Task details =
All of the material should be reproduced exactly, with pictures left out.

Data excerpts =
------------------------------------------------------------

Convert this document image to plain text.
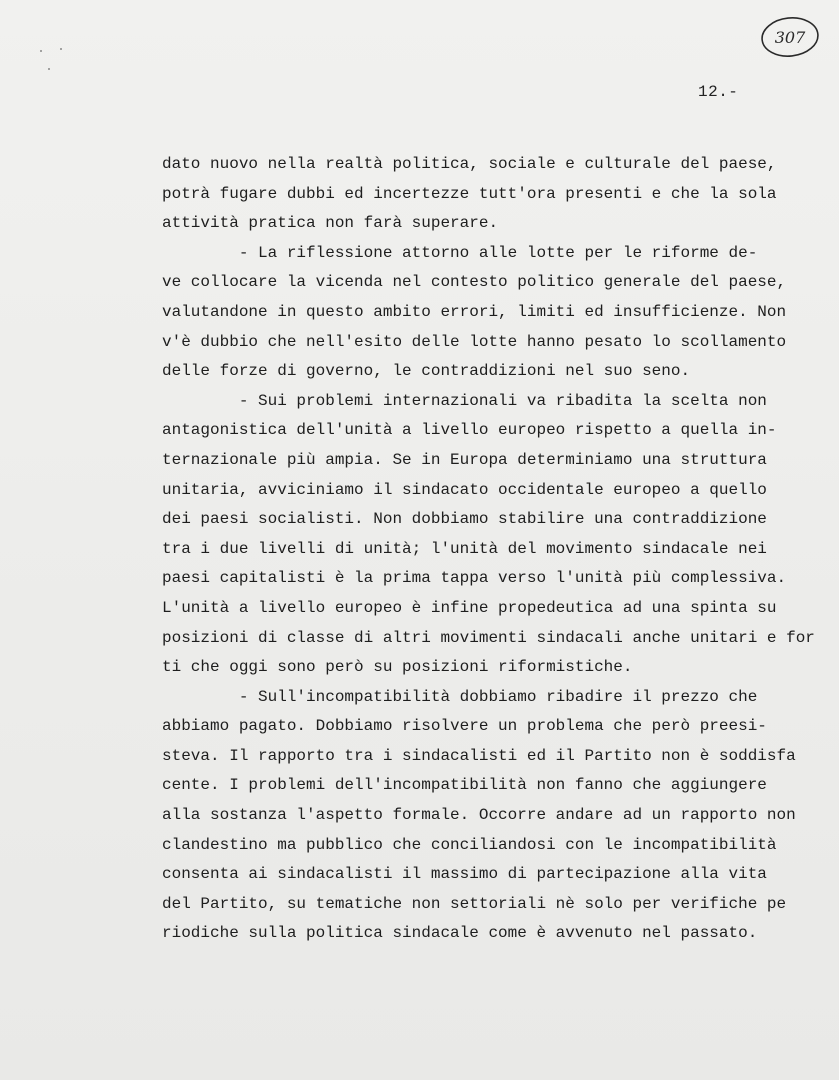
307
12.-
dato nuovo nella realtà politica, sociale e culturale del paese,
potrà fugare dubbi ed incertezze tutt'ora presenti e che la sola
attività pratica non farà superare.
- La riflessione attorno alle lotte per le riforme de-
ve collocare la vicenda nel contesto politico generale del paese,
valutandone in questo ambito errori, limiti ed insufficienze. Non
v'è dubbio che nell'esito delle lotte hanno pesato lo scollamento
delle forze di governo, le contraddizioni nel suo seno.
- Sui problemi internazionali va ribadita la scelta non
antagonistica dell'unità a livello europeo rispetto a quella in-
ternazionale più ampia. Se in Europa determiniamo una struttura
unitaria, avviciniamo il sindacato occidentale europeo a quello
dei paesi socialisti. Non dobbiamo stabilire una contraddizione
tra i due livelli di unità; l'unità del movimento sindacale nei
paesi capitalisti è la prima tappa verso l'unità più complessiva.
L'unità a livello europeo è infine propedeutica ad una spinta su
posizioni di classe di altri movimenti sindacali anche unitari e for
ti che oggi sono però su posizioni riformistiche.
- Sull'incompatibilità dobbiamo ribadire il prezzo che
abbiamo pagato. Dobbiamo risolvere un problema che però preesi-
steva. Il rapporto tra i sindacalisti ed il Partito non è soddisfa
cente. I problemi dell'incompatibilità non fanno che aggiungere
alla sostanza l'aspetto formale. Occorre andare ad un rapporto non
clandestino ma pubblico che conciliandosi con le incompatibilità
consenta ai sindacalisti il massimo di partecipazione alla vita
del Partito, su tematiche non settoriali nè solo per verifiche pe
riodiche sulla politica sindacale come è avvenuto nel passato.
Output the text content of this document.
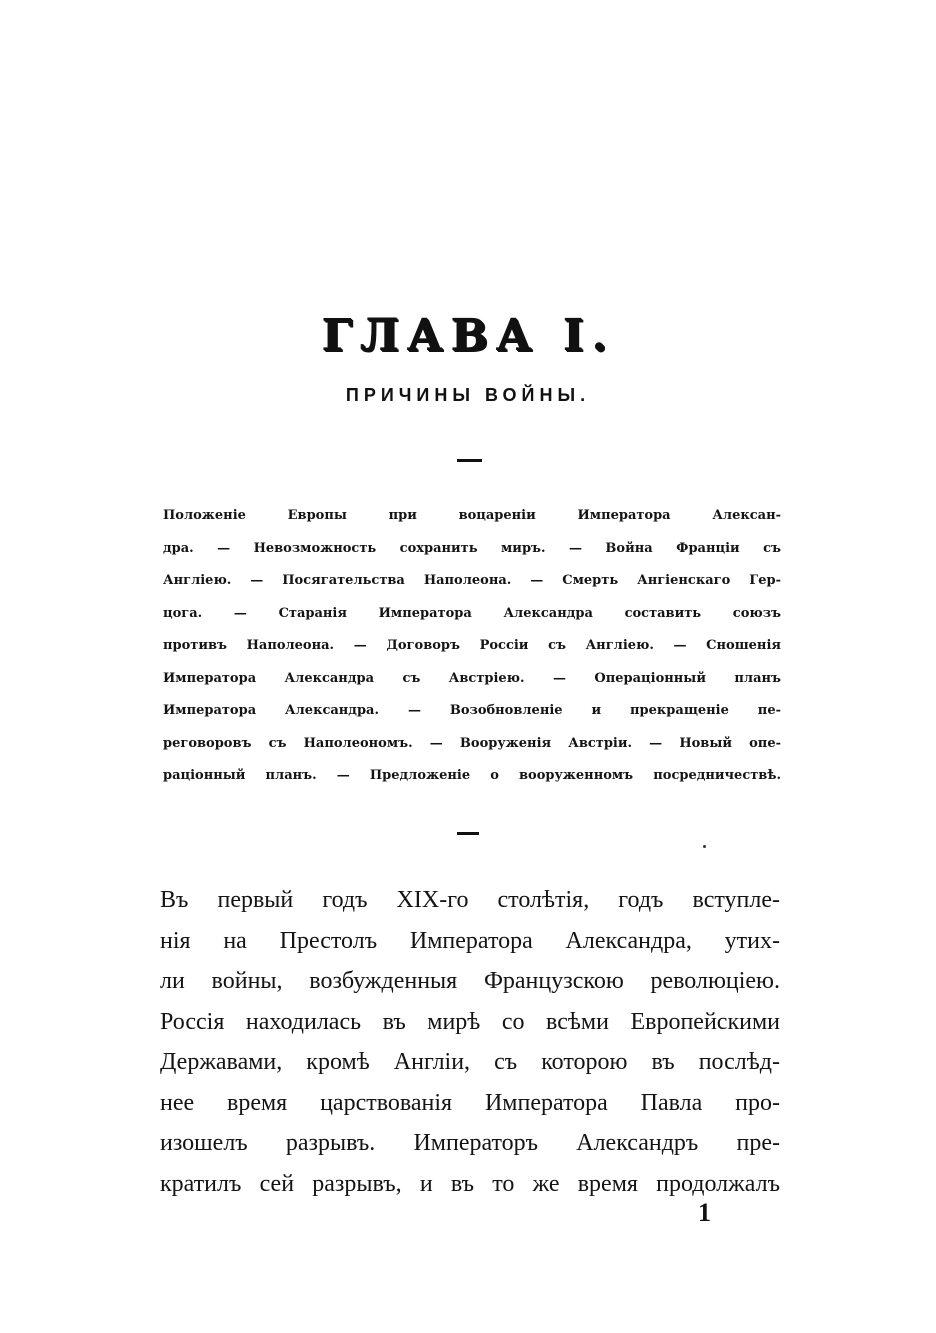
ГЛАВА I.
ПРИЧИНЫ ВОЙНЫ.
Положенiе Европы при воцаренiи Императора Алексан-
дра. — Невозможность сохранить миръ. — Война Францiи съ
Англiею. — Посягательства Наполеона. — Смерть Ангiенскаго Гер-
цога. — Старанiя Императора Александра составить союзъ
противъ Наполеона. — Договоръ Россiи съ Англiею. — Сношенiя
Императора Александра съ Австрiею. — Операцiонный планъ
Императора Александра. — Возобновленiе и прекращенiе пе-
реговоровъ съ Наполеономъ. — Вооруженiя Австрiи. — Новый опе-
рацiонный планъ. — Предложенiе о вооруженномъ посредничествѣ.
Въ первый годъ XIX-го столѣтiя, годъ вступле-
нiя на Престолъ Императора Александра, утих-
ли войны, возбужденныя Французскою революцiею.
Россiя находилась въ мирѣ со всѣми Европейскими
Державами, кромѣ Англiи, съ которою въ послѣд-
нее время царствованiя Императора Павла про-
изошелъ разрывъ. Императоръ Александръ пре-
кратилъ сей разрывъ, и въ то же время продолжалъ
1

------------------------------------------------------------

Result below =
Convert this document image to plain text.
307
12.-
dato nuovo nella realtà politica, sociale e culturale del paese,
potrà fugare dubbi ed incertezze tutt'ora presenti e che la sola
attività pratica non farà superare.
- La riflessione attorno alle lotte per le riforme de-
ve collocare la vicenda nel contesto politico generale del paese,
valutandone in questo ambito errori, limiti ed insufficienze. Non
v'è dubbio che nell'esito delle lotte hanno pesato lo scollamento
delle forze di governo, le contraddizioni nel suo seno.
- Sui problemi internazionali va ribadita la scelta non
antagonistica dell'unità a livello europeo rispetto a quella in-
ternazionale più ampia. Se in Europa determiniamo una struttura
unitaria, avviciniamo il sindacato occidentale europeo a quello
dei paesi socialisti. Non dobbiamo stabilire una contraddizione
tra i due livelli di unità; l'unità del movimento sindacale nei
paesi capitalisti è la prima tappa verso l'unità più complessiva.
L'unità a livello europeo è infine propedeutica ad una spinta su
posizioni di classe di altri movimenti sindacali anche unitari e for
ti che oggi sono però su posizioni riformistiche.
- Sull'incompatibilità dobbiamo ribadire il prezzo che
abbiamo pagato. Dobbiamo risolvere un problema che però preesi-
steva. Il rapporto tra i sindacalisti ed il Partito non è soddisfa
cente. I problemi dell'incompatibilità non fanno che aggiungere
alla sostanza l'aspetto formale. Occorre andare ad un rapporto non
clandestino ma pubblico che conciliandosi con le incompatibilità
consenta ai sindacalisti il massimo di partecipazione alla vita
del Partito, su tematiche non settoriali nè solo per verifiche pe
riodiche sulla politica sindacale come è avvenuto nel passato.
Output the text content of this document.
ГЛАВА I.
ПРИЧИНЫ ВОЙНЫ.
Положенiе Европы при воцаренiи Императора Алексан-
дра. — Невозможность сохранить миръ. — Война Францiи съ
Англiею. — Посягательства Наполеона. — Смерть Ангiенскаго Гер-
цога. — Старанiя Императора Александра составить союзъ
противъ Наполеона. — Договоръ Россiи съ Англiею. — Сношенiя
Императора Александра съ Австрiею. — Операцiонный планъ
Императора Александра. — Возобновленiе и прекращенiе пе-
реговоровъ съ Наполеономъ. — Вооруженiя Австрiи. — Новый опе-
рацiонный планъ. — Предложенiе о вооруженномъ посредничествѣ.
Въ первый годъ XIX-го столѣтiя, годъ вступле-
нiя на Престолъ Императора Александра, утих-
ли войны, возбужденныя Французскою революцiею.
Россiя находилась въ мирѣ со всѣми Европейскими
Державами, кромѣ Англiи, съ которою въ послѣд-
нее время царствованiя Императора Павла про-
изошелъ разрывъ. Императоръ Александръ пре-
кратилъ сей разрывъ, и въ то же время продолжалъ
1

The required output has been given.